■ **Task to carry out**
Extract all lines in the data that contain the word "providers".
==*==
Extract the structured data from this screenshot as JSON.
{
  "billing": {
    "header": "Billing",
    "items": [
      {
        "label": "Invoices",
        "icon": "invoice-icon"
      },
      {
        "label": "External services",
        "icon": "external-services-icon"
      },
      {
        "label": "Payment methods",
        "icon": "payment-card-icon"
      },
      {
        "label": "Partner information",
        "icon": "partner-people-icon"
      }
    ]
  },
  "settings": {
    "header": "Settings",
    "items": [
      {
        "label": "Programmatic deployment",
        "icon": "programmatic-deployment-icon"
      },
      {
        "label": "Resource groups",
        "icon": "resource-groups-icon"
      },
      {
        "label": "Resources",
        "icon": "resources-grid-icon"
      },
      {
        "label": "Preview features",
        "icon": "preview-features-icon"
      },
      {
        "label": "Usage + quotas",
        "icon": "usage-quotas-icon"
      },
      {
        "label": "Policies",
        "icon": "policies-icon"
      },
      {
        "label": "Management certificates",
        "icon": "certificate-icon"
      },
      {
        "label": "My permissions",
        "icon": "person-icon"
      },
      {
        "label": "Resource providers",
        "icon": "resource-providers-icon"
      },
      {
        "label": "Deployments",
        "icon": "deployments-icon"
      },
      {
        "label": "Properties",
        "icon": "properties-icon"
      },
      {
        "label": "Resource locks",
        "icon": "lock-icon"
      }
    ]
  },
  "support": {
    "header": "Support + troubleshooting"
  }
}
==*==
■ **Reply**
        "label": "Resource providers",
        "icon": "resource-providers-icon"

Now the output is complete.